## BEGIN Stored rows

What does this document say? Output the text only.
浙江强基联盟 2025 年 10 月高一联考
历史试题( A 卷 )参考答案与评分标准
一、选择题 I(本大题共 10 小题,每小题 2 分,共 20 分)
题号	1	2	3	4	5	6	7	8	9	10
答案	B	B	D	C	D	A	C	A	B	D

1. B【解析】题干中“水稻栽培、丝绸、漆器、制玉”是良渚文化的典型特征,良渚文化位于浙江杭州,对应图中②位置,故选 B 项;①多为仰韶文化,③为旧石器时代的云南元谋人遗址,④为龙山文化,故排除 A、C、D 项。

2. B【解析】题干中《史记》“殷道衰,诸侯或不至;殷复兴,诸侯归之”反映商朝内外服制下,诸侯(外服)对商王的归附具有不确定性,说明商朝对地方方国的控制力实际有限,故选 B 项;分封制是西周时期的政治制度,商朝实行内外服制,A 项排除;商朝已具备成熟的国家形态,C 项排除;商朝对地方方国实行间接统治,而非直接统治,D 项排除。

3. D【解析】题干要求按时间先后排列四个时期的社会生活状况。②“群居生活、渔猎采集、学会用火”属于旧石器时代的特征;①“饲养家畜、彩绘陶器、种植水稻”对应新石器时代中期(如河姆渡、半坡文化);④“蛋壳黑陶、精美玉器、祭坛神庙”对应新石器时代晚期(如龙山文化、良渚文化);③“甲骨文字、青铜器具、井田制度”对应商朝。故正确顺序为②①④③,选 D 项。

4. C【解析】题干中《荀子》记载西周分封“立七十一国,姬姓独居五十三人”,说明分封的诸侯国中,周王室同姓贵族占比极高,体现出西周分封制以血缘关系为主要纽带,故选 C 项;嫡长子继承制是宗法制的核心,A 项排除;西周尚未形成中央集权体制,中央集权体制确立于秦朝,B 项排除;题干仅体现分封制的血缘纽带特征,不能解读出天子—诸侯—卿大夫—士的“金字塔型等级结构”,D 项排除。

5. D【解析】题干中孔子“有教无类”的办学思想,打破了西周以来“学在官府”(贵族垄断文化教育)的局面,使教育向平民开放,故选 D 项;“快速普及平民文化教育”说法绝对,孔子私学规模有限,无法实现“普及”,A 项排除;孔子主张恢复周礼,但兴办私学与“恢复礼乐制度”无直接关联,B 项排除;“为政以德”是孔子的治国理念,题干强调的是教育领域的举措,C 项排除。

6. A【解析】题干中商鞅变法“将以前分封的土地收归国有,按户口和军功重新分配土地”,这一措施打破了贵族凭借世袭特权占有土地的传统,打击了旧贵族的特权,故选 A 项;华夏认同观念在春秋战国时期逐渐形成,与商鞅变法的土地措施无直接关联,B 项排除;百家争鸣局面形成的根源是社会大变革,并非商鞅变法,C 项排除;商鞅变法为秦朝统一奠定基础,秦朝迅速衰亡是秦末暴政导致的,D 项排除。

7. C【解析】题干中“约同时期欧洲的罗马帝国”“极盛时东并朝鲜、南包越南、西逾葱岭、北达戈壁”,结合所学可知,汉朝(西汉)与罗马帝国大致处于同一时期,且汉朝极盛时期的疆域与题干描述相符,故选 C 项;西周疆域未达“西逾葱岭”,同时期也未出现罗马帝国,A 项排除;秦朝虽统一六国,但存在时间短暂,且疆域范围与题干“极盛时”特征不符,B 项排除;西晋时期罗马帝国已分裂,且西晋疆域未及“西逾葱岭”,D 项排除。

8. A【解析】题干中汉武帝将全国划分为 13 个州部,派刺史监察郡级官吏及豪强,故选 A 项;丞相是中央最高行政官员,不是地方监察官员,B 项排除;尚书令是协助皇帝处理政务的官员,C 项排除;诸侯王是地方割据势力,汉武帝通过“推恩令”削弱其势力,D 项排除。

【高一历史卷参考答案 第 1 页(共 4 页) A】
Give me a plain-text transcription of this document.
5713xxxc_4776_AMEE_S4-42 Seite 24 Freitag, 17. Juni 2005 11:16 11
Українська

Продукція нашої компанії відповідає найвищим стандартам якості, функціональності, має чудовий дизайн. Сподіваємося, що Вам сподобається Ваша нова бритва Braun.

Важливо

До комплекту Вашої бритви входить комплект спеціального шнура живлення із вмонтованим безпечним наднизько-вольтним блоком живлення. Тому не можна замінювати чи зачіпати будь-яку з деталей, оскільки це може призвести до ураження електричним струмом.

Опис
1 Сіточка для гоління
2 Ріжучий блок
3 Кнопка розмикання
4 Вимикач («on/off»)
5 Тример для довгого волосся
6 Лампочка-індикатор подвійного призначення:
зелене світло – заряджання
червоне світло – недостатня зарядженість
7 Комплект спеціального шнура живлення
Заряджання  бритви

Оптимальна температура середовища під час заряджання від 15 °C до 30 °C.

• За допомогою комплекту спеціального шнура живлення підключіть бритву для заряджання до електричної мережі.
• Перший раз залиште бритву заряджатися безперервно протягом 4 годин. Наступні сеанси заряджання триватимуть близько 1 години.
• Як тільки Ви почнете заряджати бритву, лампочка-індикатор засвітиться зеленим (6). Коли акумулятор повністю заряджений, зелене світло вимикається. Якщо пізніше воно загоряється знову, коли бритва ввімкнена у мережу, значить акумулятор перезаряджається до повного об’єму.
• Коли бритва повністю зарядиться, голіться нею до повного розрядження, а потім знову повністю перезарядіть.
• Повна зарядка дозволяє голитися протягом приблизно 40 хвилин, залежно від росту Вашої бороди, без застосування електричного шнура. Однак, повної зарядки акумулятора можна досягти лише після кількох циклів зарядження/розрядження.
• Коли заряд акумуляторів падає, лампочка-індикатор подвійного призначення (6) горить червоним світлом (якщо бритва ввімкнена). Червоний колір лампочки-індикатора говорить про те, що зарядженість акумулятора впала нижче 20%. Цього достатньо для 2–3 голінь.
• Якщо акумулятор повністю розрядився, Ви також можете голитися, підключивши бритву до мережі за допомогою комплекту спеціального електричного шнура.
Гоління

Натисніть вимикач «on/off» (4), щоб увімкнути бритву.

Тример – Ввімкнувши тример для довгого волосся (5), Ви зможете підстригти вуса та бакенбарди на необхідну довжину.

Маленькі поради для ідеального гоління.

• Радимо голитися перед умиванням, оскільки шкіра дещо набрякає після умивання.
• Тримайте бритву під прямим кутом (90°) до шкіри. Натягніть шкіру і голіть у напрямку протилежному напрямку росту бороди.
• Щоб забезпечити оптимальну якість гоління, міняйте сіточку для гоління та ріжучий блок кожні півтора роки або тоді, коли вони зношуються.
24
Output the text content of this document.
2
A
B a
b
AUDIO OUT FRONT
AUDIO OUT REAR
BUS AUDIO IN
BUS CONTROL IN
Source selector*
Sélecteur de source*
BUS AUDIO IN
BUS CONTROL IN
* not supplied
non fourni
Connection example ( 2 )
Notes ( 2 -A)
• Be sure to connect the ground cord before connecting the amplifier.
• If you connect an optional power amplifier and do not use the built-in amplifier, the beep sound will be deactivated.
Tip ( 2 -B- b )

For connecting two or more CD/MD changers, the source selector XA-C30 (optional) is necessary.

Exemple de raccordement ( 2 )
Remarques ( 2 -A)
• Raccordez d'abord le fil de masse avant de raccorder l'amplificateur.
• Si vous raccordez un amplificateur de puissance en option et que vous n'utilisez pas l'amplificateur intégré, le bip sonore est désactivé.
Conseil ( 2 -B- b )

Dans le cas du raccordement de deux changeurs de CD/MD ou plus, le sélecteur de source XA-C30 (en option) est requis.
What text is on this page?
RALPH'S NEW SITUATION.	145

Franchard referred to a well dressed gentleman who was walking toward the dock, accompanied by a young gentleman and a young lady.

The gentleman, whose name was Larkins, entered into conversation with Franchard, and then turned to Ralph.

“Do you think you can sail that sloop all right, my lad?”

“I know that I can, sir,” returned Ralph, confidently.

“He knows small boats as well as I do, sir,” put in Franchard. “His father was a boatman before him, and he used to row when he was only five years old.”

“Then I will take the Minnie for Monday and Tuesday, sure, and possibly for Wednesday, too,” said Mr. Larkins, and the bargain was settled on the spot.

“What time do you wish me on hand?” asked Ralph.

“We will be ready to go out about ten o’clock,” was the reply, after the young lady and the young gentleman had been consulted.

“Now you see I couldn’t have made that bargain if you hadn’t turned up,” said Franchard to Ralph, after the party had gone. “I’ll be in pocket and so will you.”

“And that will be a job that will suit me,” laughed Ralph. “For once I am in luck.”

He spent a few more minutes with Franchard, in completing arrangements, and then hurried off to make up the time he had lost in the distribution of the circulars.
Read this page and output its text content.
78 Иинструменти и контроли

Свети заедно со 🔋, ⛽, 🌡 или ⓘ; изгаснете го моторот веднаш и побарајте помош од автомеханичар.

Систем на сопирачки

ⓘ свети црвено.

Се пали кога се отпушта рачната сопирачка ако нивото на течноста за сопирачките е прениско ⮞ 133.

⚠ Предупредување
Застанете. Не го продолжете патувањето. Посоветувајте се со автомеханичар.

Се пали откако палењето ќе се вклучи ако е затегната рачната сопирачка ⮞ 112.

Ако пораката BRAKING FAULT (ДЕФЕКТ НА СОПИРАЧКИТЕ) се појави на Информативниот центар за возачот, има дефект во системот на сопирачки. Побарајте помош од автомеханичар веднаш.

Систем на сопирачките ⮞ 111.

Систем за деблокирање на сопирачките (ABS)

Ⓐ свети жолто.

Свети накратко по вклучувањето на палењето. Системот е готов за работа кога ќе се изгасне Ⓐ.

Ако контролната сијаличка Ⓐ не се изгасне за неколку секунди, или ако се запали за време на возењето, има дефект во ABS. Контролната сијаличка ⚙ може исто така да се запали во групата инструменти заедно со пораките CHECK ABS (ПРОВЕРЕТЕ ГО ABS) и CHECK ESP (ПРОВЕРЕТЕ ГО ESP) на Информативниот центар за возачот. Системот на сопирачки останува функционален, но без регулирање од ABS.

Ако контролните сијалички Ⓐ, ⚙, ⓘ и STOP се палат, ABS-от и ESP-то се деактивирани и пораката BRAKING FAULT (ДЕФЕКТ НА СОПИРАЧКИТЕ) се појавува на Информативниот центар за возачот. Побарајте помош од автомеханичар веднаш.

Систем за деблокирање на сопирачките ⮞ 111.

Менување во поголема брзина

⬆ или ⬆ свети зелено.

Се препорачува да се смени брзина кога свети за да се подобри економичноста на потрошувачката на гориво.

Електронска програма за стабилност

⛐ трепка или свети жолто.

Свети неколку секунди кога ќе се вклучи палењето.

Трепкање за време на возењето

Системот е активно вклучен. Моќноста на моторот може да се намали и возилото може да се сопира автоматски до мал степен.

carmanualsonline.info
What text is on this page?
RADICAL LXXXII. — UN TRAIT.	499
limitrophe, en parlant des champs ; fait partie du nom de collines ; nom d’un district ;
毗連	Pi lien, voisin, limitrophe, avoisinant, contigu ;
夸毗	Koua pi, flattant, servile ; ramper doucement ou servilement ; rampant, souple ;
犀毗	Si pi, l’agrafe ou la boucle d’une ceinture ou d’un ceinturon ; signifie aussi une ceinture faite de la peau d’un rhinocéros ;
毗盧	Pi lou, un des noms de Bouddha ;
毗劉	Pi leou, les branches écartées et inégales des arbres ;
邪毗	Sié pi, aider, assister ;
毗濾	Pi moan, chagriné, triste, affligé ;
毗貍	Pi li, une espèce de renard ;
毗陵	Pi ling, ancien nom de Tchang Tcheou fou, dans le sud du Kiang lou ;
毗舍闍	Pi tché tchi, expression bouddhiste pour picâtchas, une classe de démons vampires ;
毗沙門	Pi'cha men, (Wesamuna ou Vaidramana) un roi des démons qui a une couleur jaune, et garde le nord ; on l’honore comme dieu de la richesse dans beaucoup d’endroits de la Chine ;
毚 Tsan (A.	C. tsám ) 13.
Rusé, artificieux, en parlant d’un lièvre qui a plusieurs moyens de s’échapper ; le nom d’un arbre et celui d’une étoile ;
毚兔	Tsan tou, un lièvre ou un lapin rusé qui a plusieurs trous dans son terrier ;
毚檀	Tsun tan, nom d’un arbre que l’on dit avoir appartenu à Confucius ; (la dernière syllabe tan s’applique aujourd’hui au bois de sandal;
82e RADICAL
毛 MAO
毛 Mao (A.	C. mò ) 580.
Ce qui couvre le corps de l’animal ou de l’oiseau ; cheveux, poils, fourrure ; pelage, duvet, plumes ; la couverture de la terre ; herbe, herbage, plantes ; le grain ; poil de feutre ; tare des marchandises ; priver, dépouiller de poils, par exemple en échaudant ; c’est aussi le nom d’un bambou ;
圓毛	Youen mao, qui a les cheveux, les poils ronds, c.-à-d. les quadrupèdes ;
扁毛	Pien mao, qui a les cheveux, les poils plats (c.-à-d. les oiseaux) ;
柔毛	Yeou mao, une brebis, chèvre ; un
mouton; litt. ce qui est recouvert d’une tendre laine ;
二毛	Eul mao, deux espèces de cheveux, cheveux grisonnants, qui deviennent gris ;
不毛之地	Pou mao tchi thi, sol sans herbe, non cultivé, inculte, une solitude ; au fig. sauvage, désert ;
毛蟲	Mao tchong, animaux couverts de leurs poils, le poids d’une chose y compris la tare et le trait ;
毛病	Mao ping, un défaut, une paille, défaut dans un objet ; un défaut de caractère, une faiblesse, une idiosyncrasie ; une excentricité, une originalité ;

## END Stored rows

**Problem to work on:** Work out how many lines of the listing above include "Тример". Answer with the number and nothing more.

**Response to this task:** 2